* START TASK DATA *

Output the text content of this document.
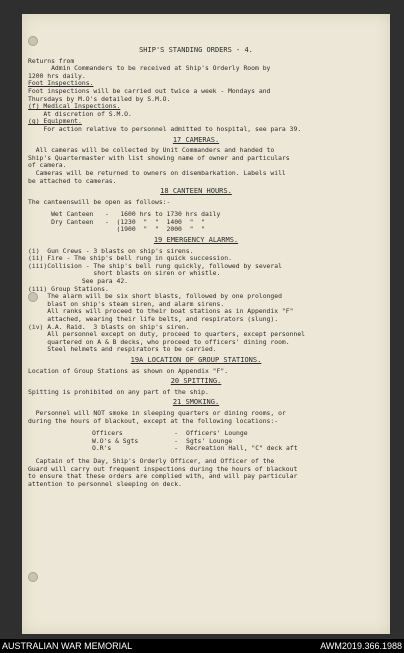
SHIP'S STANDING ORDERS - 4.
Returns from
Admin Commanders to be received at Ship's Orderly Room by
1200 hrs daily.
Foot Inspections.
Foot inspections will be carried out twice a week - Mondays and
Thursdays by M.O's detailed by S.M.O.
(f) Medical Inspections.
At discretion of S.M.O.
(g) Equipment.
For action relative to personnel admitted to hospital, see para 39.
17 CAMERAS.
All cameras will be collected by Unit Commanders and handed to
Ship's Quartermaster with list showing name of owner and particulars
of camera.
Cameras will be returned to owners on disembarkation. Labels will
be attached to cameras.
18 CANTEEN HOURS.
The canteenswill be open as follows:-
Wet Canteen   -   1600 hrs to 1730 hrs daily
Dry Canteen   -  (1230  "  "  1400  "  "
(1900  "  "  2000  "  "
19 EMERGENCY ALARMS.
(i)  Gun Crews - 3 blasts on ship's sirens.
(ii) Fire - The ship's bell rung in quick succession.
(iii)Collision - The ship's bell rung quickly, followed by several
short blasts on siren or whistle.
See para 42.
(iii) Group Stations.
The alarm will be six short blasts, followed by one prolonged
blast on ship's steam siren, and alarm sirens.
All ranks will proceed to their boat stations as in Appendix "F"
attached, wearing their life belts, and respirators (slung).
(iv) A.A. Raid.  3 blasts on ship's siren.
All personnel except on duty, proceed to quarters, except personnel
quartered on A & B decks, who proceed to officers' dining room.
Steel helmets and respirators to be carried.
19A LOCATION OF GROUP STATIONS.
Location of Group Stations as shown on Appendix "F".
20 SPITTING.
Spitting is prohibited on any part of the ship.
21 SMOKING.
Personnel will NOT smoke in sleeping quarters or dining rooms, or
during the hours of blackout, except at the following locations:-
Officers	-	Officers' Lounge
W.O's & Sgts	-	Sgts' Lounge
O.R's	-	Recreation Hall, "C" deck aft
Captain of the Day, Ship's Orderly Officer, and Officer of the
Guard will carry out frequent inspections during the hours of blackout
to ensure that these orders are complied with, and will pay particular
attention to personnel sleeping on deck.
AUSTRALIAN WAR MEMORIAL	AWM2019.366.1988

* END TASK DATA *

INSTRUCTION ▸
Gather each line in these records that contains the string "blasts".

SOLUTION FOR THIS PROBLEM ▸
(i)  Gun Crews - 3 blasts on ship's sirens.
short blasts on siren or whistle.
The alarm will be six short blasts, followed by one prolonged
(iv) A.A. Raid.  3 blasts on ship's siren.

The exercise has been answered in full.